## begin RECORDED DATA

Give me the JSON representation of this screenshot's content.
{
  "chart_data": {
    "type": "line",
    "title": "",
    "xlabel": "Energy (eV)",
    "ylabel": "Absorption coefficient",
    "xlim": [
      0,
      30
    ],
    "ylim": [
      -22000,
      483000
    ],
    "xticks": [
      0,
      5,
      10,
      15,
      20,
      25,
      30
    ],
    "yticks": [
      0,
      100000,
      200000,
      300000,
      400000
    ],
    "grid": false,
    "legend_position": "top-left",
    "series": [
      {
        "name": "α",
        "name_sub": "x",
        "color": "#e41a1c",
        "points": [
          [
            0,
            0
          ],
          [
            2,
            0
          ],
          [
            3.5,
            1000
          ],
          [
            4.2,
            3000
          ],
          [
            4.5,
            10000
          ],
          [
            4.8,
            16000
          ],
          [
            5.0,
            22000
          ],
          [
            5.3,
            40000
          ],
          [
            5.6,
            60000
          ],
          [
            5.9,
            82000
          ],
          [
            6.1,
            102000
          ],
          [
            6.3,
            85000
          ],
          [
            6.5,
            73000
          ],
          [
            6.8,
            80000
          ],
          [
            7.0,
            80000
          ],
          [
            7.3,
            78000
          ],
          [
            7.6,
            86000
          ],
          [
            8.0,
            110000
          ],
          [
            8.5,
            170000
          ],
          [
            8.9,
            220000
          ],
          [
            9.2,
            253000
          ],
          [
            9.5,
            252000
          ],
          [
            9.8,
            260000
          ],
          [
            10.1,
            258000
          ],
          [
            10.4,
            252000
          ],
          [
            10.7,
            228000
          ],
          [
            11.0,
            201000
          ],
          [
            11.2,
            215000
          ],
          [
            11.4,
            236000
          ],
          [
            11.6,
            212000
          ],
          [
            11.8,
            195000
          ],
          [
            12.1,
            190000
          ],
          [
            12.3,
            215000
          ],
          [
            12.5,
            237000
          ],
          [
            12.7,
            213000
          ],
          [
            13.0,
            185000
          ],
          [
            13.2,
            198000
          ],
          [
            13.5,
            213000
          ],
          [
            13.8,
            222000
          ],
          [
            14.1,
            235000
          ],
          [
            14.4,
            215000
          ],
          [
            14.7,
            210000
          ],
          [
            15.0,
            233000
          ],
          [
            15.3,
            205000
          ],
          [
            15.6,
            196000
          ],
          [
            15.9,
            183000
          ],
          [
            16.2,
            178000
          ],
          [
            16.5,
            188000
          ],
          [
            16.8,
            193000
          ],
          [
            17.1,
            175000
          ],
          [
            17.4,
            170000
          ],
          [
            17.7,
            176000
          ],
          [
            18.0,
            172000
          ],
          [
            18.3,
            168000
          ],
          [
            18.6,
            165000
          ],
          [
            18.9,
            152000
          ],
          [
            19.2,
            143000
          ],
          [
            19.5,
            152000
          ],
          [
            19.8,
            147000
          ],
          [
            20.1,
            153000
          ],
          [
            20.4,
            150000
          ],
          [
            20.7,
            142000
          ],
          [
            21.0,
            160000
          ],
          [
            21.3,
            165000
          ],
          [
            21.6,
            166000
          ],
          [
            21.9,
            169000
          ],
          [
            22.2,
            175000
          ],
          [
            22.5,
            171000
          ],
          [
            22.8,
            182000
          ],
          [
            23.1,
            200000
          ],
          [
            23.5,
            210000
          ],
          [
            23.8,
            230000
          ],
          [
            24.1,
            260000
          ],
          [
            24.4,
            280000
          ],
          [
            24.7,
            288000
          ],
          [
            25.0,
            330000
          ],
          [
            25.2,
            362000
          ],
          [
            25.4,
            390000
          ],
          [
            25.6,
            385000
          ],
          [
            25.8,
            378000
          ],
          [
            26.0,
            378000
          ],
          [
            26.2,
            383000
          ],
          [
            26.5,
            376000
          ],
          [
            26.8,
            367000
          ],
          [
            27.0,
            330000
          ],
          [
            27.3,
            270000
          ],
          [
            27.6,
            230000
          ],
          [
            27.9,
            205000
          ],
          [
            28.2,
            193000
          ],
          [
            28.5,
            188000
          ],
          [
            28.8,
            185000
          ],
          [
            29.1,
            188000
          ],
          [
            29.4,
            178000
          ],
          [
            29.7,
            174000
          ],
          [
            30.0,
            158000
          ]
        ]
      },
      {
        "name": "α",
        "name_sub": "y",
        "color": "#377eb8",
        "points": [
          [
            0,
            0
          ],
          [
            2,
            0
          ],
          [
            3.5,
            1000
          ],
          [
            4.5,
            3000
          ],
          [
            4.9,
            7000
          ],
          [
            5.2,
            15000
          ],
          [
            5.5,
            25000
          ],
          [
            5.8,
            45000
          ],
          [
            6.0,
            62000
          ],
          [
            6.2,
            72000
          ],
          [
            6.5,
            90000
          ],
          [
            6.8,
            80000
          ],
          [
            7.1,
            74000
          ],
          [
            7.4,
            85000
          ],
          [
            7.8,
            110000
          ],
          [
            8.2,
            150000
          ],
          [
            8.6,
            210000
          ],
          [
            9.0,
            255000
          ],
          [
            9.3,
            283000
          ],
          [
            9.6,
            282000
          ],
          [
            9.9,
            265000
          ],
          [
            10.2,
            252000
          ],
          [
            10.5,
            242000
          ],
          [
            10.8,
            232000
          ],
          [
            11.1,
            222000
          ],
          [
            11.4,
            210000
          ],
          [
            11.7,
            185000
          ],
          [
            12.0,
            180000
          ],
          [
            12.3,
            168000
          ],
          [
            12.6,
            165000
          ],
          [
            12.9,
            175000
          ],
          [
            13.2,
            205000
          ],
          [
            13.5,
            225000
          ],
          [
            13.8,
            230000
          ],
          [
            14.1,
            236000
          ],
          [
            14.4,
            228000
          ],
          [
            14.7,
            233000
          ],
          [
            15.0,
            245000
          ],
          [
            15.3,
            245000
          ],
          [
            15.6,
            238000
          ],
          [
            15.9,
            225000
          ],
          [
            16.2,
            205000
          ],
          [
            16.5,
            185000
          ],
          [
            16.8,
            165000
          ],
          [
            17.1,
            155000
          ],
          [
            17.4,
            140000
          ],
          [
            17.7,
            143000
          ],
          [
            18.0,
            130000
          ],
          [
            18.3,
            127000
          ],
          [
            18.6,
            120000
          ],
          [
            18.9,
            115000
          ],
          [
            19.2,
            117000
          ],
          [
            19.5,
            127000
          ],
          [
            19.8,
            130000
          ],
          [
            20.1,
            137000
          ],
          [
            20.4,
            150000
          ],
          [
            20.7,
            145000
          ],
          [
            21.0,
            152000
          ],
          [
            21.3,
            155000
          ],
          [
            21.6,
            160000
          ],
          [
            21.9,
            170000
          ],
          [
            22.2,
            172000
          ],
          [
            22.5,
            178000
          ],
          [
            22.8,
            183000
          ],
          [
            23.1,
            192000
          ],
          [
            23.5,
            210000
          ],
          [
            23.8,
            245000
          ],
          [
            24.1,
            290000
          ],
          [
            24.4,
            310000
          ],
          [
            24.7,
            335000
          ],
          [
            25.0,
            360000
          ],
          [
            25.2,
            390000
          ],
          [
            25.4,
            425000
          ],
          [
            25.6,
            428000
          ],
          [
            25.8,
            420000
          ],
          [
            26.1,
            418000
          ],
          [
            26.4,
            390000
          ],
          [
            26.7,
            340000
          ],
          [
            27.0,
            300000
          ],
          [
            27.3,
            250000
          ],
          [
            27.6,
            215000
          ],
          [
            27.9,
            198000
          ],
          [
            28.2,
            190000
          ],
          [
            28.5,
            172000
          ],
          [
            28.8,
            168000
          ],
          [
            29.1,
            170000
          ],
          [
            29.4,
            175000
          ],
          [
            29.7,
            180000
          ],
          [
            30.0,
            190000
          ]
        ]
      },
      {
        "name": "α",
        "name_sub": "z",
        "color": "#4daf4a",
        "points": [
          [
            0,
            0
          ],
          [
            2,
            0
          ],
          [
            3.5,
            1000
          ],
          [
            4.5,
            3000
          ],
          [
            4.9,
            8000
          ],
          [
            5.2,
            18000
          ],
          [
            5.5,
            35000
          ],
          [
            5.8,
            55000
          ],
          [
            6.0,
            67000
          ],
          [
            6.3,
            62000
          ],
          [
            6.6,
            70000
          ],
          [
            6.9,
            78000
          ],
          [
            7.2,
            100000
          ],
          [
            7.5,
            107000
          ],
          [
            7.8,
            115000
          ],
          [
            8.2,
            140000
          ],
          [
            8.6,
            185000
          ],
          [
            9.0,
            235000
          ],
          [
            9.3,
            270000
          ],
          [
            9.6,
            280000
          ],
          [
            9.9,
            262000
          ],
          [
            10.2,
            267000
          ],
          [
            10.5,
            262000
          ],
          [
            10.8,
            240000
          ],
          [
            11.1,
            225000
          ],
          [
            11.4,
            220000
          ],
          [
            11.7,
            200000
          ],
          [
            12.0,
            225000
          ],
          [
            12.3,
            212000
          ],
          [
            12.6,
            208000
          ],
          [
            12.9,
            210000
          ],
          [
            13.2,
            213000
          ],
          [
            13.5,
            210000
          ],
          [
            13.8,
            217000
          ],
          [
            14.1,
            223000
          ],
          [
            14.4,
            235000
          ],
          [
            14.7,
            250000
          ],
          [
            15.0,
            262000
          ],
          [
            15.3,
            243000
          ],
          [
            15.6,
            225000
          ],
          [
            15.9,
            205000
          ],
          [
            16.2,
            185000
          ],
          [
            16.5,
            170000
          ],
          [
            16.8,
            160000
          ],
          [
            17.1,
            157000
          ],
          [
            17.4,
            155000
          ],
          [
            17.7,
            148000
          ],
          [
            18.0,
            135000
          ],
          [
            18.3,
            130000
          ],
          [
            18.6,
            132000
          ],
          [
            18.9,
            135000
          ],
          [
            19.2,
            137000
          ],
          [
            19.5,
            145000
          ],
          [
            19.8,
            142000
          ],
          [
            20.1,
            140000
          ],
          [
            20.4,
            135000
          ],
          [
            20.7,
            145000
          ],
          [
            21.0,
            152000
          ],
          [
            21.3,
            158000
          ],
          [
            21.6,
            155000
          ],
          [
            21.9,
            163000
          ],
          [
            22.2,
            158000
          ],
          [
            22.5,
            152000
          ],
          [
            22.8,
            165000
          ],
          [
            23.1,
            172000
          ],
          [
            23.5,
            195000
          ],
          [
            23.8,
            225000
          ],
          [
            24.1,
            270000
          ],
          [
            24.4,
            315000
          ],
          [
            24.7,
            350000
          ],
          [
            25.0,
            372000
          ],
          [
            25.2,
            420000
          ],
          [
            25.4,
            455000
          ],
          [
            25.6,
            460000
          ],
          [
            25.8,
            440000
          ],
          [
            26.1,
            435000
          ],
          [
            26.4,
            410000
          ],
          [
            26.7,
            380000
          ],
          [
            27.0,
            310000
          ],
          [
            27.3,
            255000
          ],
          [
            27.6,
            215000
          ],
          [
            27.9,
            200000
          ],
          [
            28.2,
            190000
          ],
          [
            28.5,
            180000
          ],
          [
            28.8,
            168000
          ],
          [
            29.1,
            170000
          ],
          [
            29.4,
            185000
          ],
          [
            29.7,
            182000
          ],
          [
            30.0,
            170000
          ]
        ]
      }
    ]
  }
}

## end RECORDED DATA

__EXERCISE REQUIREMENTS__.
Gather each line holding the string "color".

__RESULT FOR THIS TASK__.
        "color": "#e41a1c",
        "color": "#377eb8",
        "color": "#4daf4a",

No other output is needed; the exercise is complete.